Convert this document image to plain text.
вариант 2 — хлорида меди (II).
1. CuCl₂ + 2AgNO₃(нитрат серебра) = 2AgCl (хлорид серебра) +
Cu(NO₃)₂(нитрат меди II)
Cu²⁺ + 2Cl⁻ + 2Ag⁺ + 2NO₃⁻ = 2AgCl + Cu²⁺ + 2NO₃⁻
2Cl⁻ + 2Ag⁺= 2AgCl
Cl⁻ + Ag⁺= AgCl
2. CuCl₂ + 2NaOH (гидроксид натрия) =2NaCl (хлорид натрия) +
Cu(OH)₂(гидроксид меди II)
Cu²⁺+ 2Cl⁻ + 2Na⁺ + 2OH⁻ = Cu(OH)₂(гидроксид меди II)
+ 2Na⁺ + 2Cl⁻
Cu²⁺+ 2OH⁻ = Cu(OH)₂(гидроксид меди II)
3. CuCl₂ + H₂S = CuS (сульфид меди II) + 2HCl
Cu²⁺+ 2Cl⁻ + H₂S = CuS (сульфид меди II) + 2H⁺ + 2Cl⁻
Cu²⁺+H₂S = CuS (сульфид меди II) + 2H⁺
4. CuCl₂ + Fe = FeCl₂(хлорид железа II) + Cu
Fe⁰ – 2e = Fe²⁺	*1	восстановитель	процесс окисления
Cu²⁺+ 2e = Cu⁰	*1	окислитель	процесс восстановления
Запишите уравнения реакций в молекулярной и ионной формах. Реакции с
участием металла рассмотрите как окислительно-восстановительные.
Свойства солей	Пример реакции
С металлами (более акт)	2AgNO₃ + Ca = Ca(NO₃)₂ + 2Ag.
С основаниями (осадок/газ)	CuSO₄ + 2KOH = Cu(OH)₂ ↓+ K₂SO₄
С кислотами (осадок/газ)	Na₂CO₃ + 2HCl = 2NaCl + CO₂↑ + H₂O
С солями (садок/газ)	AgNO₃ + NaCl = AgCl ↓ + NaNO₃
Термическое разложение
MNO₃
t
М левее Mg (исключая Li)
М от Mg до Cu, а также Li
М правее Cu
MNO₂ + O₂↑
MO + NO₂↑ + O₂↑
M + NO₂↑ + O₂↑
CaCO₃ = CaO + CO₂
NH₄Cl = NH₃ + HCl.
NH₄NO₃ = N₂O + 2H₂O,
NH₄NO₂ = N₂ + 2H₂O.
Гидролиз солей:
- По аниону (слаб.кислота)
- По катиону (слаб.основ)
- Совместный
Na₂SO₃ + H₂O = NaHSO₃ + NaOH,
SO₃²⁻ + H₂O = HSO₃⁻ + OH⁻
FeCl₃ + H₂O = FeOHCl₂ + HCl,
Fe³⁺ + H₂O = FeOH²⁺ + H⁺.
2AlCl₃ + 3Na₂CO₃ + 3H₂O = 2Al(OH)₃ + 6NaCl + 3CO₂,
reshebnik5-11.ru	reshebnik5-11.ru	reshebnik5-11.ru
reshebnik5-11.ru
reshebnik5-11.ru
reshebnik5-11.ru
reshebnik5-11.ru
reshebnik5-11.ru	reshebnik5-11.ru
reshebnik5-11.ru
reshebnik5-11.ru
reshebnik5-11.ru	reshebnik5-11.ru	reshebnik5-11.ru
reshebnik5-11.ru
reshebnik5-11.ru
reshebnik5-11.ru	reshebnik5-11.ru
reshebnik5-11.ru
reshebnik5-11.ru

++++

Copy out each line of the listing that holds "сульфид".

# Expected output
3. CuCl₂ + H₂S = CuS (сульфид меди II) + 2HCl
Cu²⁺+ 2Cl⁻ + H₂S = CuS (сульфид меди II) + 2H⁺ + 2Cl⁻
Cu²⁺+H₂S = CuS (сульфид меди II) + 2H⁺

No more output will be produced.